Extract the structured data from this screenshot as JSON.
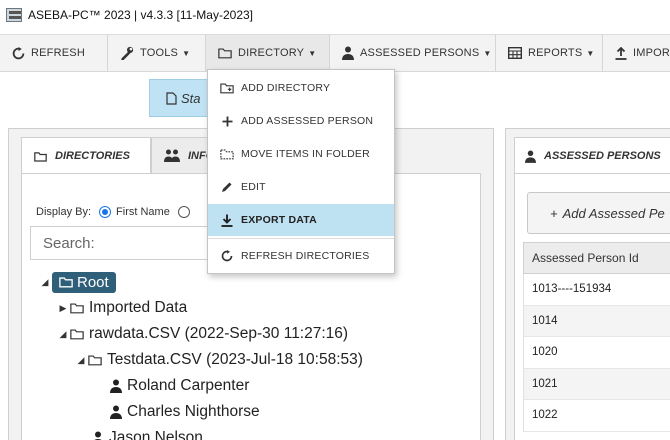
{
  "window": {
    "title": "ASEBA-PC™ 2023 | v4.3.3 [11-May-2023]"
  },
  "toolbar": {
    "refresh": "REFRESH",
    "tools": "TOOLS",
    "directory": "DIRECTORY",
    "assessed_persons": "ASSESSED PERSONS",
    "reports": "REPORTS",
    "import": "IMPOR"
  },
  "start_button": "Sta",
  "directory_menu": {
    "items": [
      "ADD DIRECTORY",
      "ADD ASSESSED PERSON",
      "MOVE ITEMS IN FOLDER",
      "EDIT",
      "EXPORT DATA",
      "REFRESH DIRECTORIES"
    ],
    "highlighted_index": 4
  },
  "left_panel": {
    "tabs": [
      "DIRECTORIES",
      "INFO"
    ],
    "display_by_label": "Display By:",
    "display_by_option": "First Name",
    "search_placeholder": "Search:",
    "tree": [
      {
        "label": "Root",
        "type": "root"
      },
      {
        "label": "Imported Data",
        "type": "folder"
      },
      {
        "label": "rawdata.CSV (2022-Sep-30 11:27:16)",
        "type": "folder"
      },
      {
        "label": "Testdata.CSV (2023-Jul-18 10:58:53)",
        "type": "folder"
      },
      {
        "label": "Roland Carpenter",
        "type": "person"
      },
      {
        "label": "Charles Nighthorse",
        "type": "person"
      },
      {
        "label": "Jason Nelson",
        "type": "person"
      }
    ]
  },
  "right_panel": {
    "tab": "ASSESSED PERSONS",
    "add_button": "Add Assessed Pe",
    "column_header": "Assessed Person Id",
    "rows": [
      "1013----151934",
      "1014",
      "1020",
      "1021",
      "1022"
    ]
  },
  "colors": {
    "highlight": "#bfe2f2",
    "root_badge": "#2f5f79",
    "radio_accent": "#1a73e8"
  }
}
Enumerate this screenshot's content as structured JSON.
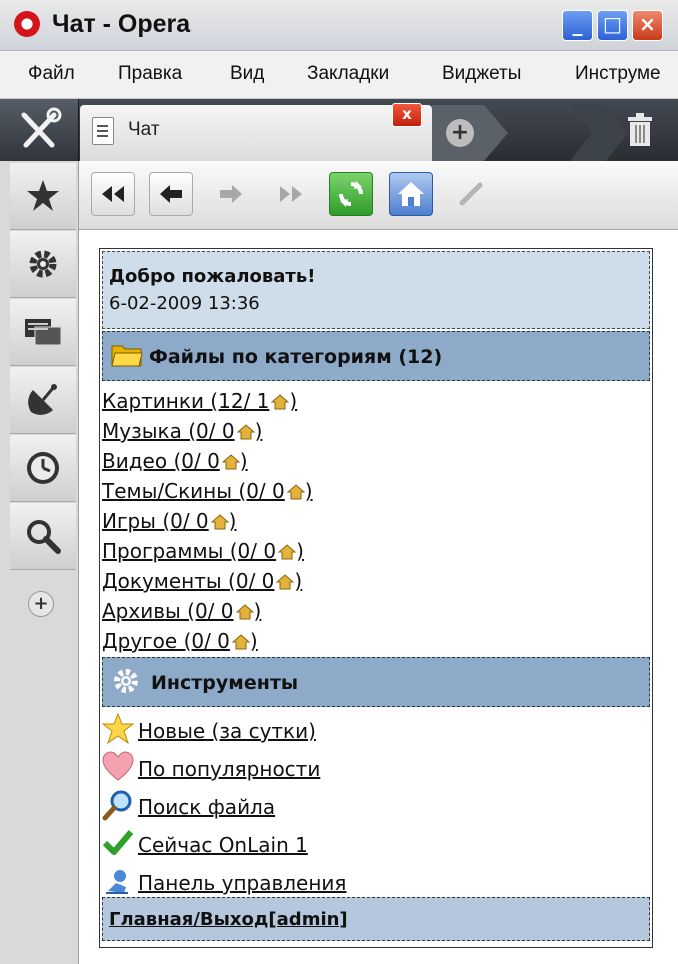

Problem description ▸ Repeat the preceding records precisely, and leave every picture out of the copy.

Full response ▸
Extract the structured data from this screenshot as JSON.
{
  "window": {
    "title": "ASEBA-PC™ 2023 | v4.3.3 [11-May-2023]"
  },
  "toolbar": {
    "refresh": "REFRESH",
    "tools": "TOOLS",
    "directory": "DIRECTORY",
    "assessed_persons": "ASSESSED PERSONS",
    "reports": "REPORTS",
    "import": "IMPOR"
  },
  "start_button": "Sta",
  "directory_menu": {
    "items": [
      "ADD DIRECTORY",
      "ADD ASSESSED PERSON",
      "MOVE ITEMS IN FOLDER",
      "EDIT",
      "EXPORT DATA",
      "REFRESH DIRECTORIES"
    ],
    "highlighted_index": 4
  },
  "left_panel": {
    "tabs": [
      "DIRECTORIES",
      "INFO"
    ],
    "display_by_label": "Display By:",
    "display_by_option": "First Name",
    "search_placeholder": "Search:",
    "tree": [
      {
        "label": "Root",
        "type": "root"
      },
      {
        "label": "Imported Data",
        "type": "folder"
      },
      {
        "label": "rawdata.CSV (2022-Sep-30 11:27:16)",
        "type": "folder"
      },
      {
        "label": "Testdata.CSV (2023-Jul-18 10:58:53)",
        "type": "folder"
      },
      {
        "label": "Roland Carpenter",
        "type": "person"
      },
      {
        "label": "Charles Nighthorse",
        "type": "person"
      },
      {
        "label": "Jason Nelson",
        "type": "person"
      }
    ]
  },
  "right_panel": {
    "tab": "ASSESSED PERSONS",
    "add_button": "Add Assessed Pe",
    "column_header": "Assessed Person Id",
    "rows": [
      "1013----151934",
      "1014",
      "1020",
      "1021",
      "1022"
    ]
  },
  "colors": {
    "highlight": "#bfe2f2",
    "root_badge": "#2f5f79",
    "radio_accent": "#1a73e8"
  }
}
Enumerate this screenshot's content as structured JSON.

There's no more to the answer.